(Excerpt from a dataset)
— Start —

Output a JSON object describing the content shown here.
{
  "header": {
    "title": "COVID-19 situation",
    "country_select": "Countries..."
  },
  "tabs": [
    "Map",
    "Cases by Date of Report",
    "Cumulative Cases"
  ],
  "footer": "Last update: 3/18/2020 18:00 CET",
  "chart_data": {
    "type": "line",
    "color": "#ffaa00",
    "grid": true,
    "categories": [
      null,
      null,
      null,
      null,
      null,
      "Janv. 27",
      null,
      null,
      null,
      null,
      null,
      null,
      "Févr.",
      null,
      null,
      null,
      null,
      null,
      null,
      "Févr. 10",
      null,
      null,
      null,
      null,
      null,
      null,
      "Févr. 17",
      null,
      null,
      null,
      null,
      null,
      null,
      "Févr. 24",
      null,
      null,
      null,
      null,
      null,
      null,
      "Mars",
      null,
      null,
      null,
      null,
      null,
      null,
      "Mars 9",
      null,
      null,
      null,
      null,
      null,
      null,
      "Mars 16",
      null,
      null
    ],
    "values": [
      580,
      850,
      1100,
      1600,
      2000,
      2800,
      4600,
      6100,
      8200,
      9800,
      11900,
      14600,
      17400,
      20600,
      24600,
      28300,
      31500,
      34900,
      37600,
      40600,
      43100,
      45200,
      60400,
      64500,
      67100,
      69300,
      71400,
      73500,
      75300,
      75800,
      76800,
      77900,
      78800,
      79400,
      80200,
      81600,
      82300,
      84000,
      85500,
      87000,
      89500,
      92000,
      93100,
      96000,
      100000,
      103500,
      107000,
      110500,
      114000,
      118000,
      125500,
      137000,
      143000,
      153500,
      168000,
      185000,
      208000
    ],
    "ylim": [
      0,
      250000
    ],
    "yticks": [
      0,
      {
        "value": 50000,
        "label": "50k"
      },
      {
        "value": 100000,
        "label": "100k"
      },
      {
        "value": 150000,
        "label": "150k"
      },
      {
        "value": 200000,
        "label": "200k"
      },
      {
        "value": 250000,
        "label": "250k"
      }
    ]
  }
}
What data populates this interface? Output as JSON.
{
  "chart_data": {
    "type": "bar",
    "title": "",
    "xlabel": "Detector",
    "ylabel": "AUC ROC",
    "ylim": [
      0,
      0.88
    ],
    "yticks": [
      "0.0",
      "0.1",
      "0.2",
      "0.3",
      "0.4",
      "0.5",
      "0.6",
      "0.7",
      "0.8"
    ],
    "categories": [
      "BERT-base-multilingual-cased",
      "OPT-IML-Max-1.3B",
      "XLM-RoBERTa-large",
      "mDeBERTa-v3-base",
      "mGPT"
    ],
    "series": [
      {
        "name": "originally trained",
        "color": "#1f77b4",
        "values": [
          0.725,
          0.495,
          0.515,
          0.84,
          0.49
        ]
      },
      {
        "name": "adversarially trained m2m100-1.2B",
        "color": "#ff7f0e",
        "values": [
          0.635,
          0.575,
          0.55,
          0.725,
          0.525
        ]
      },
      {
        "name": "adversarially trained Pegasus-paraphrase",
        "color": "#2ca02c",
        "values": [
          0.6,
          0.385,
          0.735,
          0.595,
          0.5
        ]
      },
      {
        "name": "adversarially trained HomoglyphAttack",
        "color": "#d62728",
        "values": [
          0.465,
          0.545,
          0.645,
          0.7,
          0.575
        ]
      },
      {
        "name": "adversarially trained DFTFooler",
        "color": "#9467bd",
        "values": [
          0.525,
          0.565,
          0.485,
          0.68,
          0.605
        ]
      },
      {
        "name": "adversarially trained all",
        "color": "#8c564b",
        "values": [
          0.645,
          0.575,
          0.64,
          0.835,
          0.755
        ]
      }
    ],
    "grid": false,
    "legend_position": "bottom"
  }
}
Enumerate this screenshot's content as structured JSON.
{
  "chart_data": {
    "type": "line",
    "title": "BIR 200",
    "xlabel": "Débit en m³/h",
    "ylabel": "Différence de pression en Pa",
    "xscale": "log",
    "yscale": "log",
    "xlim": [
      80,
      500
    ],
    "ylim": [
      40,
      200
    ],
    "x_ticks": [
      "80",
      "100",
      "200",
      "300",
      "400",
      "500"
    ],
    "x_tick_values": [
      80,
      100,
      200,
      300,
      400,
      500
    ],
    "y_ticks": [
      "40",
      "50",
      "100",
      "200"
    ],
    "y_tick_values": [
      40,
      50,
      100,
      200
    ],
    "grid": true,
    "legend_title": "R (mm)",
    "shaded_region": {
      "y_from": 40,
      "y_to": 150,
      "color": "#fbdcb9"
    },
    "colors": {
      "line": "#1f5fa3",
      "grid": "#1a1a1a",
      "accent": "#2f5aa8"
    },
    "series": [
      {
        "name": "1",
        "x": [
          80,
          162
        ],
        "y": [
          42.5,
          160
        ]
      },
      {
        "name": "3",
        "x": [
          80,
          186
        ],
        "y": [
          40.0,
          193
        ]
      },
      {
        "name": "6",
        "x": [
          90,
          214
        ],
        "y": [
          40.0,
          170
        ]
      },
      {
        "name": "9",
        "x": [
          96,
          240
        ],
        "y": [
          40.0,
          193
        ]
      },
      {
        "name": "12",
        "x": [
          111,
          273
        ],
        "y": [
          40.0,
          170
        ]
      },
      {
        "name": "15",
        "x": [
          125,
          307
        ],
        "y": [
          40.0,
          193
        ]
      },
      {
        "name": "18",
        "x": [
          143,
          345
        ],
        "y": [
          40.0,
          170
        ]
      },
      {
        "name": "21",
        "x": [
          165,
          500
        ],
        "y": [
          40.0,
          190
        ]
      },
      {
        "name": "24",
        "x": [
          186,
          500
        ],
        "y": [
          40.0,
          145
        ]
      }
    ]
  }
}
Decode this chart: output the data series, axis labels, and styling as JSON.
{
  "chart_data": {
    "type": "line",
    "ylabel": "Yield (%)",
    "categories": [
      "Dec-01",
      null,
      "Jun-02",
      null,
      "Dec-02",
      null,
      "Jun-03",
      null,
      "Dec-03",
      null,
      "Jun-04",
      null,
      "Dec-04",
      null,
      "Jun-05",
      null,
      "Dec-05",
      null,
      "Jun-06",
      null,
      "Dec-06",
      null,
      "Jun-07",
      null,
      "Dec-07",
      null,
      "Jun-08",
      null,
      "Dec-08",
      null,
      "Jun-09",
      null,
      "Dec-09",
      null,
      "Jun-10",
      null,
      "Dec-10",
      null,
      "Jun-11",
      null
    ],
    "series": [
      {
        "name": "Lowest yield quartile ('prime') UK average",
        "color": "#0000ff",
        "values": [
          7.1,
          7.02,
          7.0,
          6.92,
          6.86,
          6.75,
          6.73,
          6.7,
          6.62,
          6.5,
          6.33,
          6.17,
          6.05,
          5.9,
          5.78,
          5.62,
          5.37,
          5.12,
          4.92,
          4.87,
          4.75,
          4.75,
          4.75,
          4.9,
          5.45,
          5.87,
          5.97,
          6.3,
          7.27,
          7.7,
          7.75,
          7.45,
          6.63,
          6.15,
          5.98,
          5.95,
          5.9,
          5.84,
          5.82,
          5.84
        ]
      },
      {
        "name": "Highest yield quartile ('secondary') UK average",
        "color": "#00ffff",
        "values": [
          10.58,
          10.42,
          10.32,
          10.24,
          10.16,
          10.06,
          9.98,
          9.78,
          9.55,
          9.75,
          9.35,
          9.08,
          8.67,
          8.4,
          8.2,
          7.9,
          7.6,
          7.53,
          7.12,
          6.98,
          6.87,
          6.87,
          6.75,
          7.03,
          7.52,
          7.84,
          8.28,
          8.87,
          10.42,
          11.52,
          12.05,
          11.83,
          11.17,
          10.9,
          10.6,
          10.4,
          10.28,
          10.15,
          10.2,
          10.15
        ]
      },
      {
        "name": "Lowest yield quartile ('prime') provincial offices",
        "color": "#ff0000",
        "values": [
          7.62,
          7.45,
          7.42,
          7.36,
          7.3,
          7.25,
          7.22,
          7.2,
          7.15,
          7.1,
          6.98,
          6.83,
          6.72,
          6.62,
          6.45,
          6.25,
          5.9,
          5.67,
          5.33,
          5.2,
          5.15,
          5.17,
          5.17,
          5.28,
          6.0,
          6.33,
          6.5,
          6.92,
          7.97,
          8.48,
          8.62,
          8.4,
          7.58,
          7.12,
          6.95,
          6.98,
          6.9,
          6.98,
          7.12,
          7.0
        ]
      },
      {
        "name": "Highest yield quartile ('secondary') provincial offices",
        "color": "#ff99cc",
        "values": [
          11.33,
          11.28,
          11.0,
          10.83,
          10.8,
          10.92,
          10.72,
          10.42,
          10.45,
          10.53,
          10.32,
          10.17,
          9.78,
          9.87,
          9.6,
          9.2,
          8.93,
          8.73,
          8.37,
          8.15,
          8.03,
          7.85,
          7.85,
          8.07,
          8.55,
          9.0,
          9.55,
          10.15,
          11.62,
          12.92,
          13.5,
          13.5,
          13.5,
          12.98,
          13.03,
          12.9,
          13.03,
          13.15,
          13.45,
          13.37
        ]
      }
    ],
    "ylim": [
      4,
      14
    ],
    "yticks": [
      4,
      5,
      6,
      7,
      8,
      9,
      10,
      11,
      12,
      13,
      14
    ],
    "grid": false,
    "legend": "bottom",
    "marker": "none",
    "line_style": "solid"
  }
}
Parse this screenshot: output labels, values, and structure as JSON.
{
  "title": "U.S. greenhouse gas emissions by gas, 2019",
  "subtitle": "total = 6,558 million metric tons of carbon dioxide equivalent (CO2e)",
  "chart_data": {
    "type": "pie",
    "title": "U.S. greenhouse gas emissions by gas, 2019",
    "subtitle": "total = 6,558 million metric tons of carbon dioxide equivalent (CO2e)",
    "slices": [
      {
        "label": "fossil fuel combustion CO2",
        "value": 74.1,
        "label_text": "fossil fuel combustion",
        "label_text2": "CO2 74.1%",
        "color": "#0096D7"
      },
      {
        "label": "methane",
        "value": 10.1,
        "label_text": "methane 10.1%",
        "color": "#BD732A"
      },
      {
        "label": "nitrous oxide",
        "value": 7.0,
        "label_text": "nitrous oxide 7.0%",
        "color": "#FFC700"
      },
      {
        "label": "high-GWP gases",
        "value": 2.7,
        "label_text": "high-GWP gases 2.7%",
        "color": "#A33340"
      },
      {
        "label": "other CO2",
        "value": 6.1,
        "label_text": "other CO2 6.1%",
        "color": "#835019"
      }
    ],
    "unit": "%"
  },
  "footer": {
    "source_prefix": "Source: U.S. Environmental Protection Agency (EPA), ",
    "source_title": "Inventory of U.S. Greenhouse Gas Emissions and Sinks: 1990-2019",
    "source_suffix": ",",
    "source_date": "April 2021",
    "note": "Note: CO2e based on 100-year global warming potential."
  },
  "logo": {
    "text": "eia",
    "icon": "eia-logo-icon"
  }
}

— End —

> _Task directions_
Search the data for the string "carbon". List each line that has it.

> _Result of the task_
  "subtitle": "total = 6,558 million metric tons of carbon dioxide equivalent (CO2e)",
    "subtitle": "total = 6,558 million metric tons of carbon dioxide equivalent (CO2e)",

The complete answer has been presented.